**Exercise requirements**
Quote the records beneath, complete and exact. Leave out images.

**Dataset**
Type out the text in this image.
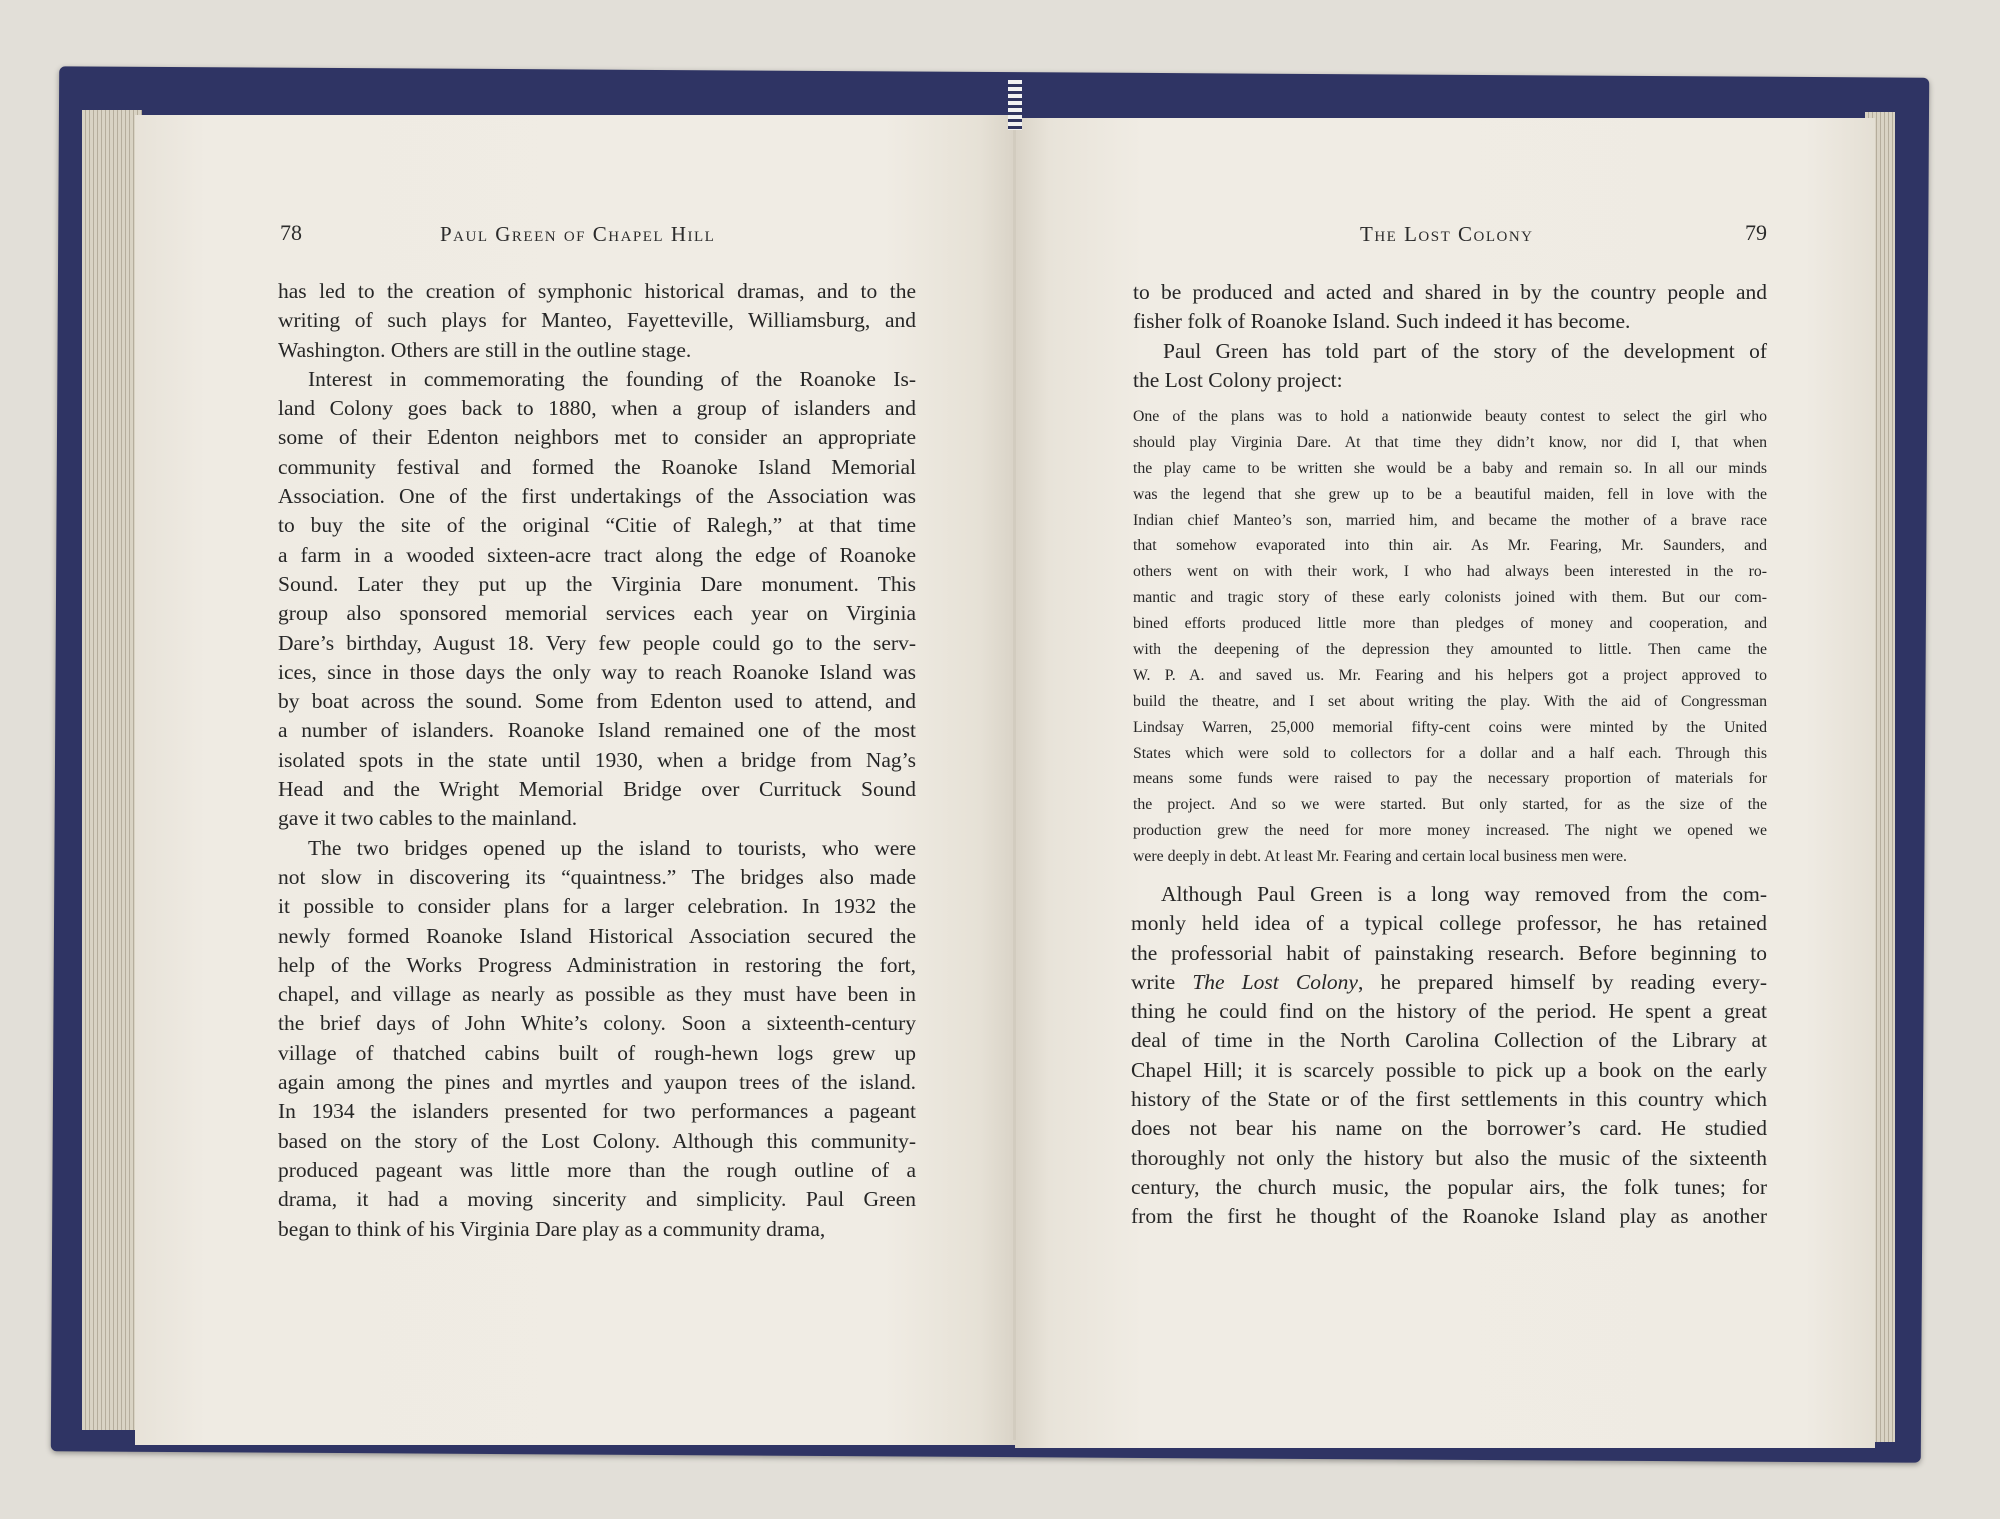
78	Paul Green of Chapel Hill
has led to the creation of symphonic historical dramas, and to the
writing of such plays for Manteo, Fayetteville, Williamsburg, and
Washington. Others are still in the outline stage.
Interest in commemorating the founding of the Roanoke Is-
land Colony goes back to 1880, when a group of islanders and
some of their Edenton neighbors met to consider an appropriate
community festival and formed the Roanoke Island Memorial
Association. One of the first undertakings of the Association was
to buy the site of the original “Citie of Ralegh,” at that time
a farm in a wooded sixteen-acre tract along the edge of Roanoke
Sound. Later they put up the Virginia Dare monument. This
group also sponsored memorial services each year on Virginia
Dare’s birthday, August 18. Very few people could go to the serv-
ices, since in those days the only way to reach Roanoke Island was
by boat across the sound. Some from Edenton used to attend, and
a number of islanders. Roanoke Island remained one of the most
isolated spots in the state until 1930, when a bridge from Nag’s
Head and the Wright Memorial Bridge over Currituck Sound
gave it two cables to the mainland.
The two bridges opened up the island to tourists, who were
not slow in discovering its “quaintness.” The bridges also made
it possible to consider plans for a larger celebration. In 1932 the
newly formed Roanoke Island Historical Association secured the
help of the Works Progress Administration in restoring the fort,
chapel, and village as nearly as possible as they must have been in
the brief days of John White’s colony. Soon a sixteenth-century
village of thatched cabins built of rough-hewn logs grew up
again among the pines and myrtles and yaupon trees of the island.
In 1934 the islanders presented for two performances a pageant
based on the story of the Lost Colony. Although this community-
produced pageant was little more than the rough outline of a
drama, it had a moving sincerity and simplicity. Paul Green
began to think of his Virginia Dare play as a community drama,
The Lost Colony	79
to be produced and acted and shared in by the country people and
fisher folk of Roanoke Island. Such indeed it has become.
Paul Green has told part of the story of the development of
the Lost Colony project:
One of the plans was to hold a nationwide beauty contest to select the girl who
should play Virginia Dare. At that time they didn’t know, nor did I, that when
the play came to be written she would be a baby and remain so. In all our minds
was the legend that she grew up to be a beautiful maiden, fell in love with the
Indian chief Manteo’s son, married him, and became the mother of a brave race
that somehow evaporated into thin air. As Mr. Fearing, Mr. Saunders, and
others went on with their work, I who had always been interested in the ro-
mantic and tragic story of these early colonists joined with them. But our com-
bined efforts produced little more than pledges of money and cooperation, and
with the deepening of the depression they amounted to little. Then came the
W. P. A. and saved us. Mr. Fearing and his helpers got a project approved to
build the theatre, and I set about writing the play. With the aid of Congressman
Lindsay Warren, 25,000 memorial fifty-cent coins were minted by the United
States which were sold to collectors for a dollar and a half each. Through this
means some funds were raised to pay the necessary proportion of materials for
the project. And so we were started. But only started, for as the size of the
production grew the need for more money increased. The night we opened we
were deeply in debt. At least Mr. Fearing and certain local business men were.
Although Paul Green is a long way removed from the com-
monly held idea of a typical college professor, he has retained
the professorial habit of painstaking research. Before beginning to
write The Lost Colony, he prepared himself by reading every-
thing he could find on the history of the period. He spent a great
deal of time in the North Carolina Collection of the Library at
Chapel Hill; it is scarcely possible to pick up a book on the early
history of the State or of the first settlements in this country which
does not bear his name on the borrower’s card. He studied
thoroughly not only the history but also the music of the sixteenth
century, the church music, the popular airs, the folk tunes; for
from the first he thought of the Roanoke Island play as another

**Reply**
Type out the text in this image.
78	Paul Green of Chapel Hill
has led to the creation of symphonic historical dramas, and to the
writing of such plays for Manteo, Fayetteville, Williamsburg, and
Washington. Others are still in the outline stage.
Interest in commemorating the founding of the Roanoke Is-
land Colony goes back to 1880, when a group of islanders and
some of their Edenton neighbors met to consider an appropriate
community festival and formed the Roanoke Island Memorial
Association. One of the first undertakings of the Association was
to buy the site of the original “Citie of Ralegh,” at that time
a farm in a wooded sixteen-acre tract along the edge of Roanoke
Sound. Later they put up the Virginia Dare monument. This
group also sponsored memorial services each year on Virginia
Dare’s birthday, August 18. Very few people could go to the serv-
ices, since in those days the only way to reach Roanoke Island was
by boat across the sound. Some from Edenton used to attend, and
a number of islanders. Roanoke Island remained one of the most
isolated spots in the state until 1930, when a bridge from Nag’s
Head and the Wright Memorial Bridge over Currituck Sound
gave it two cables to the mainland.
The two bridges opened up the island to tourists, who were
not slow in discovering its “quaintness.” The bridges also made
it possible to consider plans for a larger celebration. In 1932 the
newly formed Roanoke Island Historical Association secured the
help of the Works Progress Administration in restoring the fort,
chapel, and village as nearly as possible as they must have been in
the brief days of John White’s colony. Soon a sixteenth-century
village of thatched cabins built of rough-hewn logs grew up
again among the pines and myrtles and yaupon trees of the island.
In 1934 the islanders presented for two performances a pageant
based on the story of the Lost Colony. Although this community-
produced pageant was little more than the rough outline of a
drama, it had a moving sincerity and simplicity. Paul Green
began to think of his Virginia Dare play as a community drama,
The Lost Colony	79
to be produced and acted and shared in by the country people and
fisher folk of Roanoke Island. Such indeed it has become.
Paul Green has told part of the story of the development of
the Lost Colony project:
One of the plans was to hold a nationwide beauty contest to select the girl who
should play Virginia Dare. At that time they didn’t know, nor did I, that when
the play came to be written she would be a baby and remain so. In all our minds
was the legend that she grew up to be a beautiful maiden, fell in love with the
Indian chief Manteo’s son, married him, and became the mother of a brave race
that somehow evaporated into thin air. As Mr. Fearing, Mr. Saunders, and
others went on with their work, I who had always been interested in the ro-
mantic and tragic story of these early colonists joined with them. But our com-
bined efforts produced little more than pledges of money and cooperation, and
with the deepening of the depression they amounted to little. Then came the
W. P. A. and saved us. Mr. Fearing and his helpers got a project approved to
build the theatre, and I set about writing the play. With the aid of Congressman
Lindsay Warren, 25,000 memorial fifty-cent coins were minted by the United
States which were sold to collectors for a dollar and a half each. Through this
means some funds were raised to pay the necessary proportion of materials for
the project. And so we were started. But only started, for as the size of the
production grew the need for more money increased. The night we opened we
were deeply in debt. At least Mr. Fearing and certain local business men were.
Although Paul Green is a long way removed from the com-
monly held idea of a typical college professor, he has retained
the professorial habit of painstaking research. Before beginning to
write The Lost Colony, he prepared himself by reading every-
thing he could find on the history of the period. He spent a great
deal of time in the North Carolina Collection of the Library at
Chapel Hill; it is scarcely possible to pick up a book on the early
history of the State or of the first settlements in this country which
does not bear his name on the borrower’s card. He studied
thoroughly not only the history but also the music of the sixteenth
century, the church music, the popular airs, the folk tunes; for
from the first he thought of the Roanoke Island play as another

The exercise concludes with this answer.